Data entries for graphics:
- - - -

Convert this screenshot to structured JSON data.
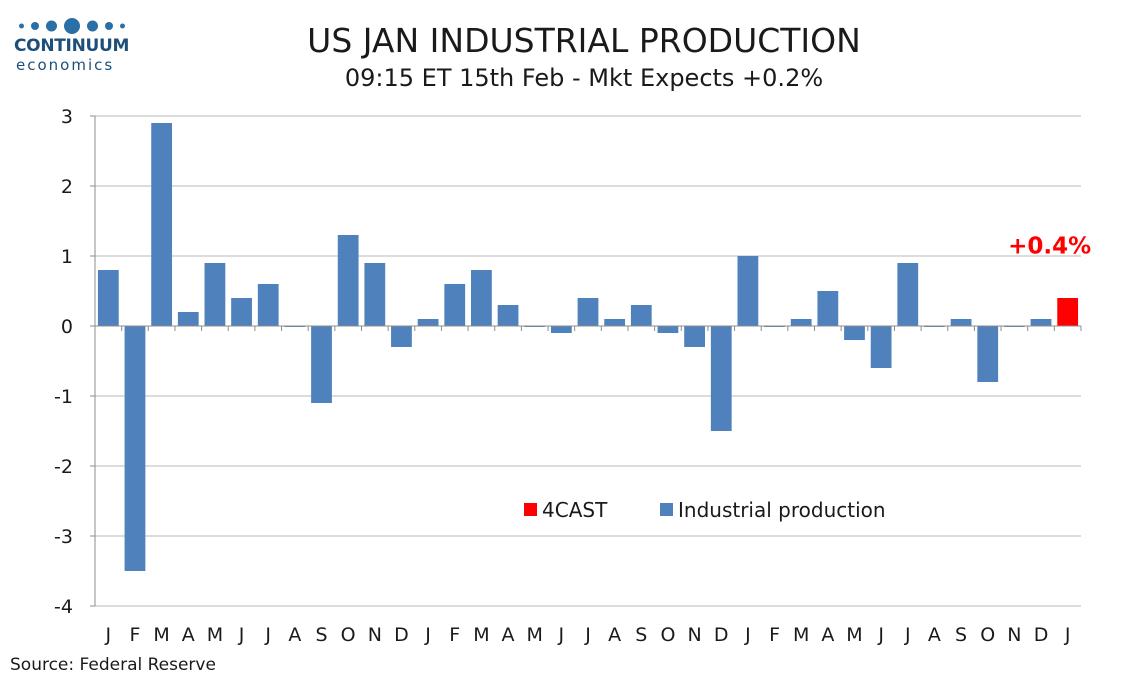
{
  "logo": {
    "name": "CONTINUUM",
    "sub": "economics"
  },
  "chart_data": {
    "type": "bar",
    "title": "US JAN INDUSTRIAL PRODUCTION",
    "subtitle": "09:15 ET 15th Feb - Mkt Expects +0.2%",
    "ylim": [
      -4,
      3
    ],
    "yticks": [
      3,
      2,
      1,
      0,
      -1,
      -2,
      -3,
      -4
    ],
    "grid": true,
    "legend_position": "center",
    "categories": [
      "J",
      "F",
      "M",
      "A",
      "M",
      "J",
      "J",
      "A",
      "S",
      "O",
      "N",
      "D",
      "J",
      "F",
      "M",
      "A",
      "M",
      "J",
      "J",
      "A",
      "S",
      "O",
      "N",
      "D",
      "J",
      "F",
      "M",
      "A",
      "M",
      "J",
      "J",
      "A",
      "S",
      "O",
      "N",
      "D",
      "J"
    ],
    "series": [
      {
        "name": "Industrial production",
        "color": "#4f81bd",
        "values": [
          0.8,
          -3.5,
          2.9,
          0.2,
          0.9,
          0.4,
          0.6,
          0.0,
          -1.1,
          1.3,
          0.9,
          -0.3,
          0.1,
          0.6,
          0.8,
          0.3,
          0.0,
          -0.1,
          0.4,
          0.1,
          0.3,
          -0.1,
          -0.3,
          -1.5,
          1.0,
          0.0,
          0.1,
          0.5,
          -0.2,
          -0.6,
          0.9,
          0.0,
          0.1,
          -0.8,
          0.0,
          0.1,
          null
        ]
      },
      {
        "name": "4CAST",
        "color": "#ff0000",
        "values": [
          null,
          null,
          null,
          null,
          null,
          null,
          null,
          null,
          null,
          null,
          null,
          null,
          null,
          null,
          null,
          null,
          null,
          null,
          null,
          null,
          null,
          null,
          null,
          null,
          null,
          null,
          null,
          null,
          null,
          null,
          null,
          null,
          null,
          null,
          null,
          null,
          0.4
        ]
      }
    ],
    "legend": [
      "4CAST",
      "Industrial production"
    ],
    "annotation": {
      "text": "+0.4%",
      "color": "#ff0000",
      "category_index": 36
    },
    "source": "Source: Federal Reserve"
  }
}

- - - -

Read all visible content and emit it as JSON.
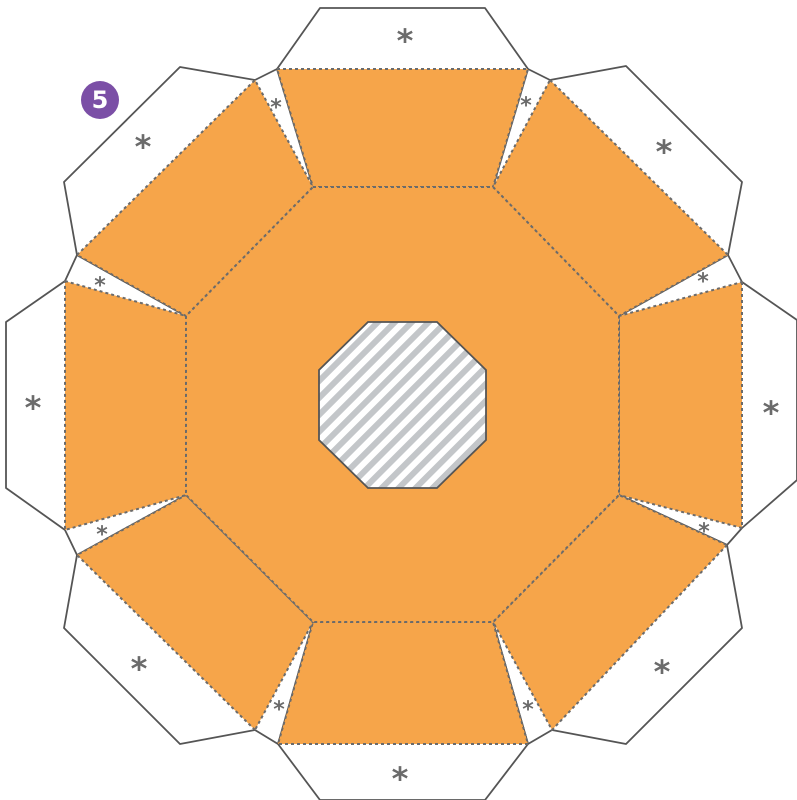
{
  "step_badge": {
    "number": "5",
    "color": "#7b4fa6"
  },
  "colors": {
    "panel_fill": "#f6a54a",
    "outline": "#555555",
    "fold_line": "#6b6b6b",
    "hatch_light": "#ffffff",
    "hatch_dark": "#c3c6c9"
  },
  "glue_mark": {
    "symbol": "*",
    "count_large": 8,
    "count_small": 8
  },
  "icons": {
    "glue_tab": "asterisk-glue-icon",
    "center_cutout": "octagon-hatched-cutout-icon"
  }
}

- - - -

- **What to do**
Which lines above contain "JSON"? Show each of them.

- **Full answer**
Convert this screenshot to structured JSON data.
Read all visible content and emit it as JSON.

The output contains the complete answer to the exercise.